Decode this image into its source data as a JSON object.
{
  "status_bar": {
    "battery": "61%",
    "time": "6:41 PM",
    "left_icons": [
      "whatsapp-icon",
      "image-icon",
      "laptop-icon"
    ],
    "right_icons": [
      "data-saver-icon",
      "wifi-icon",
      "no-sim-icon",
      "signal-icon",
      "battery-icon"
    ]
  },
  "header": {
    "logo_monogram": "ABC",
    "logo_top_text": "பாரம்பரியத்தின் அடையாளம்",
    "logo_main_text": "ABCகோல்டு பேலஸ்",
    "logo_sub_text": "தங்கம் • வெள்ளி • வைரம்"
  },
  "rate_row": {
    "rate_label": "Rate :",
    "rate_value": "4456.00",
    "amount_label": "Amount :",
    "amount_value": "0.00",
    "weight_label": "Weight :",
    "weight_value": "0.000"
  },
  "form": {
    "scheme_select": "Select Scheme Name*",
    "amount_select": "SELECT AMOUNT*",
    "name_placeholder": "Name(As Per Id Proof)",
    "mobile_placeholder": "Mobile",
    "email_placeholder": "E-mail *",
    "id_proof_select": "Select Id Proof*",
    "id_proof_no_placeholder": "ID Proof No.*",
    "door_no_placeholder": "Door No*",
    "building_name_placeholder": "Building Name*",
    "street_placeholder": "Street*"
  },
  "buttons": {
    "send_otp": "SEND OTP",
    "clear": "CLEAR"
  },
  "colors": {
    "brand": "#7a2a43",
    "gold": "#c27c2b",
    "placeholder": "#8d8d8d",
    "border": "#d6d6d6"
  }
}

****************

§ EXERCISE PROMPT
Print the whole listing again, exactly.

§ RESPONSE TO THIS EXERCISE
Decode this image into its source data as a JSON object.
{
  "status_bar": {
    "battery": "61%",
    "time": "6:41 PM",
    "left_icons": [
      "whatsapp-icon",
      "image-icon",
      "laptop-icon"
    ],
    "right_icons": [
      "data-saver-icon",
      "wifi-icon",
      "no-sim-icon",
      "signal-icon",
      "battery-icon"
    ]
  },
  "header": {
    "logo_monogram": "ABC",
    "logo_top_text": "பாரம்பரியத்தின் அடையாளம்",
    "logo_main_text": "ABCகோல்டு பேலஸ்",
    "logo_sub_text": "தங்கம் • வெள்ளி • வைரம்"
  },
  "rate_row": {
    "rate_label": "Rate :",
    "rate_value": "4456.00",
    "amount_label": "Amount :",
    "amount_value": "0.00",
    "weight_label": "Weight :",
    "weight_value": "0.000"
  },
  "form": {
    "scheme_select": "Select Scheme Name*",
    "amount_select": "SELECT AMOUNT*",
    "name_placeholder": "Name(As Per Id Proof)",
    "mobile_placeholder": "Mobile",
    "email_placeholder": "E-mail *",
    "id_proof_select": "Select Id Proof*",
    "id_proof_no_placeholder": "ID Proof No.*",
    "door_no_placeholder": "Door No*",
    "building_name_placeholder": "Building Name*",
    "street_placeholder": "Street*"
  },
  "buttons": {
    "send_otp": "SEND OTP",
    "clear": "CLEAR"
  },
  "colors": {
    "brand": "#7a2a43",
    "gold": "#c27c2b",
    "placeholder": "#8d8d8d",
    "border": "#d6d6d6"
  }
}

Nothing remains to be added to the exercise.